What is asked: Transcribe the records below exactly as they appear.

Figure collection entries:
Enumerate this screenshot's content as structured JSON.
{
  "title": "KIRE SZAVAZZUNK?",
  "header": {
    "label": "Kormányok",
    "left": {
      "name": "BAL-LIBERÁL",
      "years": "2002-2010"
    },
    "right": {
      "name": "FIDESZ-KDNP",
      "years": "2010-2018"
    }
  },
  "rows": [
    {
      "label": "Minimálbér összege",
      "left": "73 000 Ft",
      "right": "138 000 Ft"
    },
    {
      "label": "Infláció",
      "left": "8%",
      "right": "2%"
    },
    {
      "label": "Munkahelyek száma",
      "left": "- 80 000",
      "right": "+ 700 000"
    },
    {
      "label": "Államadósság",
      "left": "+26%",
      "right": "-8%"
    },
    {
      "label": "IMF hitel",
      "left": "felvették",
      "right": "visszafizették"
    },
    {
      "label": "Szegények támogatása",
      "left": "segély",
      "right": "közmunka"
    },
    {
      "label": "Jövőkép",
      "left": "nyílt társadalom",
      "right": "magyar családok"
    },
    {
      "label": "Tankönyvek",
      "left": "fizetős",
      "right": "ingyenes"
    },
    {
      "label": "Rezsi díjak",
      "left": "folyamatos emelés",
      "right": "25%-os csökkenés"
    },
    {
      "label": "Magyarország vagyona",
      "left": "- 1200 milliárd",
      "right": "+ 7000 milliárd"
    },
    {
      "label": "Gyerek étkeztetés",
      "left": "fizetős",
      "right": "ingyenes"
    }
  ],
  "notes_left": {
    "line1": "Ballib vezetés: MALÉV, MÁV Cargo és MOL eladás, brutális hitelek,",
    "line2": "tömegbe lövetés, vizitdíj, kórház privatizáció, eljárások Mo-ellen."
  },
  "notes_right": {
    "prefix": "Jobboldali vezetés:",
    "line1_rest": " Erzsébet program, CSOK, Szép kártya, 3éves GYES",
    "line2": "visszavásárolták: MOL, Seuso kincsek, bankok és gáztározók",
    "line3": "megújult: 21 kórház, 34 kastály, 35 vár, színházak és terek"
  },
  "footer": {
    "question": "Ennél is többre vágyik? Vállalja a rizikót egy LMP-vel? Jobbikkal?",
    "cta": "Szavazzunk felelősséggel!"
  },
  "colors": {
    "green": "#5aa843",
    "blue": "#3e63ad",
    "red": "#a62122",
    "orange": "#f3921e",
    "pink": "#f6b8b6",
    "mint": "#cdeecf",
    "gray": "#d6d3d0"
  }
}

Solution to the exercise:
Enumerate this screenshot's content as structured JSON.
{
  "title": "KIRE SZAVAZZUNK?",
  "header": {
    "label": "Kormányok",
    "left": {
      "name": "BAL-LIBERÁL",
      "years": "2002-2010"
    },
    "right": {
      "name": "FIDESZ-KDNP",
      "years": "2010-2018"
    }
  },
  "rows": [
    {
      "label": "Minimálbér összege",
      "left": "73 000 Ft",
      "right": "138 000 Ft"
    },
    {
      "label": "Infláció",
      "left": "8%",
      "right": "2%"
    },
    {
      "label": "Munkahelyek száma",
      "left": "- 80 000",
      "right": "+ 700 000"
    },
    {
      "label": "Államadósság",
      "left": "+26%",
      "right": "-8%"
    },
    {
      "label": "IMF hitel",
      "left": "felvették",
      "right": "visszafizették"
    },
    {
      "label": "Szegények támogatása",
      "left": "segély",
      "right": "közmunka"
    },
    {
      "label": "Jövőkép",
      "left": "nyílt társadalom",
      "right": "magyar családok"
    },
    {
      "label": "Tankönyvek",
      "left": "fizetős",
      "right": "ingyenes"
    },
    {
      "label": "Rezsi díjak",
      "left": "folyamatos emelés",
      "right": "25%-os csökkenés"
    },
    {
      "label": "Magyarország vagyona",
      "left": "- 1200 milliárd",
      "right": "+ 7000 milliárd"
    },
    {
      "label": "Gyerek étkeztetés",
      "left": "fizetős",
      "right": "ingyenes"
    }
  ],
  "notes_left": {
    "line1": "Ballib vezetés: MALÉV, MÁV Cargo és MOL eladás, brutális hitelek,",
    "line2": "tömegbe lövetés, vizitdíj, kórház privatizáció, eljárások Mo-ellen."
  },
  "notes_right": {
    "prefix": "Jobboldali vezetés:",
    "line1_rest": " Erzsébet program, CSOK, Szép kártya, 3éves GYES",
    "line2": "visszavásárolták: MOL, Seuso kincsek, bankok és gáztározók",
    "line3": "megújult: 21 kórház, 34 kastály, 35 vár, színházak és terek"
  },
  "footer": {
    "question": "Ennél is többre vágyik? Vállalja a rizikót egy LMP-vel? Jobbikkal?",
    "cta": "Szavazzunk felelősséggel!"
  },
  "colors": {
    "green": "#5aa843",
    "blue": "#3e63ad",
    "red": "#a62122",
    "orange": "#f3921e",
    "pink": "#f6b8b6",
    "mint": "#cdeecf",
    "gray": "#d6d3d0"
  }
}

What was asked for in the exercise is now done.